What you need to do:
Compile every line that includes the word "title".

[start]

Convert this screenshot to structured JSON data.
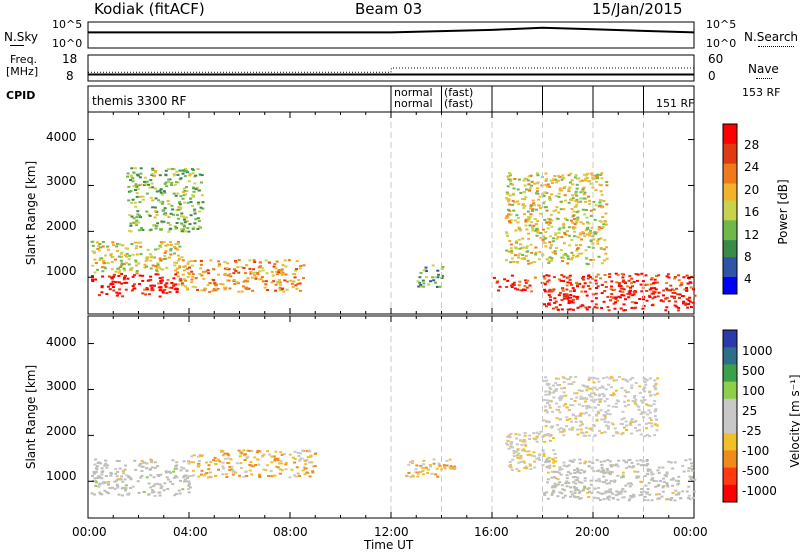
{
  "header": {
    "station": "Kodiak (fitACF)",
    "beam": "Beam 03",
    "date": "15/Jan/2015"
  },
  "top_panel": {
    "left_label": "N.Sky",
    "right_label": "N.Search",
    "left_ticks": [
      "10^5",
      "10^0"
    ],
    "right_ticks": [
      "10^5",
      "10^0"
    ]
  },
  "freq_panel": {
    "left_label_1": "Freq.",
    "left_label_2": "[MHz]",
    "right_label": "Nave",
    "left_ticks": [
      "18",
      "8"
    ],
    "right_ticks": [
      "60",
      "0"
    ]
  },
  "cpid_panel": {
    "label": "CPID",
    "segments": [
      {
        "text": "themis 3300 RF"
      },
      {
        "text": "normal"
      },
      {
        "text": "normal"
      },
      {
        "text": "(fast)"
      },
      {
        "text": "(fast)"
      },
      {
        "text": "153 RF"
      },
      {
        "text": "151 RF"
      }
    ]
  },
  "x_axis": {
    "label": "Time UT",
    "ticks": [
      "00:00",
      "04:00",
      "08:00",
      "12:00",
      "16:00",
      "20:00",
      "00:00"
    ]
  },
  "power_panel": {
    "ylabel": "Slant Range [km]",
    "yticks": [
      "4000",
      "3000",
      "2000",
      "1000"
    ],
    "colorbar_label": "Power [dB]",
    "colorbar_ticks": [
      "28",
      "24",
      "20",
      "16",
      "12",
      "8",
      "4"
    ]
  },
  "velocity_panel": {
    "ylabel": "Slant Range [km]",
    "yticks": [
      "4000",
      "3000",
      "2000",
      "1000"
    ],
    "colorbar_label": "Velocity [m s⁻¹]",
    "colorbar_ticks": [
      "1000",
      "500",
      "100",
      "25",
      "-25",
      "-100",
      "-500",
      "-1000"
    ]
  },
  "colors": {
    "power_scale": [
      "#0000ff",
      "#2e54a8",
      "#3a8a4a",
      "#6fb84a",
      "#c8d24a",
      "#f2b32a",
      "#f07a1a",
      "#e03a12",
      "#ff0000"
    ],
    "velocity_scale": [
      "#2a3aa8",
      "#2e6e8a",
      "#3aa04a",
      "#8cd04a",
      "#c8c8c8",
      "#c8c8c8",
      "#f0c02a",
      "#f08a1a",
      "#ff3a10",
      "#ff0000"
    ],
    "ground_scatter": "#bebeb6"
  },
  "chart_data": [
    {
      "type": "line",
      "title": "N.Sky / N.Search",
      "x_range_hours": [
        0,
        24
      ],
      "y_scale": "log",
      "ylim": [
        1,
        100000
      ],
      "series": [
        {
          "name": "N.Sky",
          "x": [
            0,
            4,
            8,
            12,
            16,
            18,
            20,
            24
          ],
          "values": [
            1000,
            1000,
            1000,
            1000,
            3000,
            8000,
            4000,
            1000
          ]
        }
      ]
    },
    {
      "type": "line",
      "title": "Freq / Nave",
      "x_range_hours": [
        0,
        24
      ],
      "ylim": [
        8,
        18
      ],
      "series": [
        {
          "name": "Freq.",
          "x": [
            0,
            12,
            24
          ],
          "values": [
            10.5,
            10.5,
            10.5
          ]
        },
        {
          "name": "Nave",
          "x": [
            0,
            12,
            12.01,
            24
          ],
          "values": [
            20,
            20,
            30,
            30
          ]
        }
      ]
    },
    {
      "type": "heatmap",
      "title": "Power [dB]",
      "x_range_hours": [
        0,
        24
      ],
      "ylim": [
        200,
        4600
      ],
      "clim": [
        0,
        30
      ],
      "features": [
        {
          "x": [
            0.1,
            3.5
          ],
          "range": [
            600,
            1100
          ],
          "level": 28
        },
        {
          "x": [
            0.1,
            3.8
          ],
          "range": [
            1100,
            1800
          ],
          "level": 16
        },
        {
          "x": [
            3.5,
            8.5
          ],
          "range": [
            700,
            1400
          ],
          "level": 20
        },
        {
          "x": [
            1.5,
            4.5
          ],
          "range": [
            2000,
            3400
          ],
          "level": 12
        },
        {
          "x": [
            13.0,
            14.0
          ],
          "range": [
            800,
            1300
          ],
          "level": 10
        },
        {
          "x": [
            16.0,
            24.0
          ],
          "range": [
            700,
            1100
          ],
          "level": 26
        },
        {
          "x": [
            18.0,
            24.0
          ],
          "range": [
            300,
            700
          ],
          "level": 28
        },
        {
          "x": [
            16.5,
            20.5
          ],
          "range": [
            1300,
            3300
          ],
          "level": 16
        }
      ]
    },
    {
      "type": "heatmap",
      "title": "Velocity [m s⁻¹]",
      "x_range_hours": [
        0,
        24
      ],
      "ylim": [
        200,
        4600
      ],
      "clim": [
        -1000,
        1000
      ],
      "features": [
        {
          "x": [
            0.1,
            4.0
          ],
          "range": [
            700,
            1500
          ],
          "level": 0
        },
        {
          "x": [
            4.0,
            9.0
          ],
          "range": [
            1100,
            1700
          ],
          "level": -300
        },
        {
          "x": [
            12.5,
            14.5
          ],
          "range": [
            1100,
            1500
          ],
          "level": -300
        },
        {
          "x": [
            16.5,
            18.5
          ],
          "range": [
            1200,
            2100
          ],
          "level": -150
        },
        {
          "x": [
            18.0,
            24.0
          ],
          "range": [
            600,
            1500
          ],
          "level": 0
        },
        {
          "x": [
            18.0,
            22.5
          ],
          "range": [
            2000,
            3300
          ],
          "level": -80
        }
      ]
    }
  ]
}
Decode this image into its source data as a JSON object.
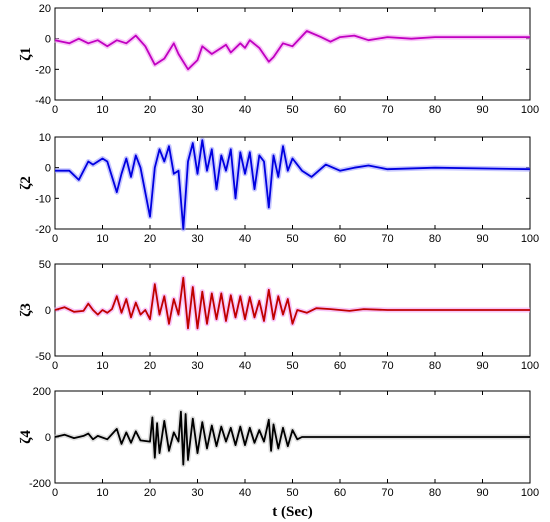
{
  "chart_data": [
    {
      "type": "line",
      "ylabel": "ζ1",
      "color": "#c000c0",
      "glow": "#f4a0f4",
      "x": [
        0,
        3,
        5,
        7,
        9,
        11,
        13,
        15,
        17,
        19,
        21,
        23,
        25,
        26,
        28,
        30,
        31,
        33,
        35,
        36,
        37,
        39,
        40,
        41,
        43,
        45,
        46,
        48,
        50,
        53,
        56,
        58,
        60,
        63,
        66,
        70,
        75,
        80,
        90,
        100
      ],
      "values": [
        -1,
        -3,
        0,
        -3,
        -1,
        -5,
        -1,
        -3,
        2,
        -5,
        -17,
        -13,
        -3,
        -10,
        -20,
        -14,
        -5,
        -10,
        -6,
        -4,
        -9,
        -3,
        -6,
        -1,
        -6,
        -15,
        -12,
        -3,
        -5,
        5,
        1,
        -2,
        1,
        2,
        -1,
        1,
        0,
        1,
        1,
        1
      ],
      "xlim": [
        0,
        100
      ],
      "xticks": [
        0,
        10,
        20,
        30,
        40,
        50,
        60,
        70,
        80,
        90,
        100
      ],
      "ylim": [
        -40,
        20
      ],
      "yticks": [
        -40,
        -20,
        0,
        20
      ]
    },
    {
      "type": "line",
      "ylabel": "ζ2",
      "color": "#0000e0",
      "glow": "#a0a0ff",
      "x": [
        0,
        3,
        5,
        7,
        8,
        10,
        11,
        13,
        14,
        15,
        16,
        17,
        18,
        20,
        21,
        22,
        23,
        24,
        25,
        26,
        27,
        28,
        29,
        30,
        31,
        32,
        33,
        34,
        35,
        36,
        37,
        38,
        39,
        40,
        41,
        42,
        43,
        44,
        45,
        46,
        47,
        48,
        49,
        50,
        52,
        54,
        57,
        60,
        63,
        66,
        70,
        80,
        100
      ],
      "values": [
        -1,
        -1,
        -4,
        2,
        1,
        3,
        2,
        -8,
        -2,
        3,
        -3,
        4,
        0,
        -16,
        0,
        6,
        2,
        7,
        -2,
        -1,
        -20,
        2,
        8,
        -2,
        9,
        -1,
        6,
        -7,
        4,
        -1,
        6,
        -10,
        5,
        -2,
        5,
        -7,
        4,
        2,
        -13,
        4,
        -3,
        7,
        -1,
        3,
        -1,
        -3,
        1,
        -1,
        0,
        0.7,
        -0.5,
        0,
        -0.5
      ],
      "xlim": [
        0,
        100
      ],
      "xticks": [
        0,
        10,
        20,
        30,
        40,
        50,
        60,
        70,
        80,
        90,
        100
      ],
      "ylim": [
        -20,
        10
      ],
      "yticks": [
        -20,
        -10,
        0,
        10
      ]
    },
    {
      "type": "line",
      "ylabel": "ζ3",
      "color": "#c00000",
      "glow": "#f4a0f4",
      "x": [
        0,
        2,
        4,
        6,
        7,
        8,
        9,
        10,
        11,
        12,
        13,
        14,
        15,
        16,
        17,
        18,
        19,
        20,
        21,
        22,
        23,
        24,
        25,
        26,
        27,
        28,
        29,
        30,
        31,
        32,
        33,
        34,
        35,
        36,
        37,
        38,
        39,
        40,
        41,
        42,
        43,
        44,
        45,
        46,
        47,
        48,
        49,
        50,
        51,
        53,
        55,
        58,
        62,
        65,
        70,
        100
      ],
      "values": [
        0,
        3,
        -2,
        -1,
        7,
        0,
        -5,
        0,
        -3,
        1,
        15,
        -3,
        12,
        -8,
        8,
        -5,
        0,
        -10,
        28,
        -5,
        15,
        -15,
        12,
        -5,
        35,
        -20,
        25,
        -20,
        20,
        -15,
        18,
        -10,
        18,
        -12,
        16,
        -8,
        15,
        -10,
        14,
        -8,
        10,
        -12,
        22,
        -10,
        15,
        -5,
        12,
        -15,
        0,
        -3,
        2,
        1,
        -1,
        1,
        0,
        0
      ],
      "xlim": [
        0,
        100
      ],
      "xticks": [
        0,
        10,
        20,
        30,
        40,
        50,
        60,
        70,
        80,
        90,
        100
      ],
      "ylim": [
        -50,
        50
      ],
      "yticks": [
        -50,
        0,
        50
      ]
    },
    {
      "type": "line",
      "ylabel": "ζ4",
      "xlabel": "t (Sec)",
      "color": "#000000",
      "glow": "#cccccc",
      "x": [
        0,
        2,
        4,
        6,
        7,
        8,
        9,
        11,
        13,
        14,
        15,
        16,
        17,
        18,
        20,
        20.5,
        21,
        21.5,
        22,
        23,
        24,
        25,
        26,
        26.5,
        27,
        27.5,
        28,
        29,
        30,
        31,
        32,
        33,
        34,
        35,
        36,
        37,
        38,
        39,
        40,
        41,
        42,
        43,
        44,
        45,
        45.5,
        46,
        47,
        48,
        49,
        50,
        51,
        52,
        100
      ],
      "values": [
        0,
        10,
        -5,
        5,
        15,
        -10,
        5,
        -10,
        35,
        -30,
        20,
        -25,
        25,
        -15,
        -20,
        85,
        -90,
        60,
        -70,
        70,
        -60,
        20,
        -20,
        110,
        -120,
        100,
        -100,
        80,
        -70,
        65,
        -50,
        50,
        -40,
        45,
        -20,
        40,
        -35,
        45,
        -35,
        40,
        -25,
        30,
        -20,
        75,
        -60,
        55,
        -50,
        40,
        -40,
        30,
        -10,
        0,
        0
      ],
      "xlim": [
        0,
        100
      ],
      "xticks": [
        0,
        10,
        20,
        30,
        40,
        50,
        60,
        70,
        80,
        90,
        100
      ],
      "ylim": [
        -200,
        200
      ],
      "yticks": [
        -200,
        0,
        200
      ]
    }
  ]
}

[end]

Exercise answer:
      "title": "N.Sky / N.Search",
      "title": "Freq / Nave",
      "title": "Power [dB]",
      "title": "Velocity [m s⁻¹]",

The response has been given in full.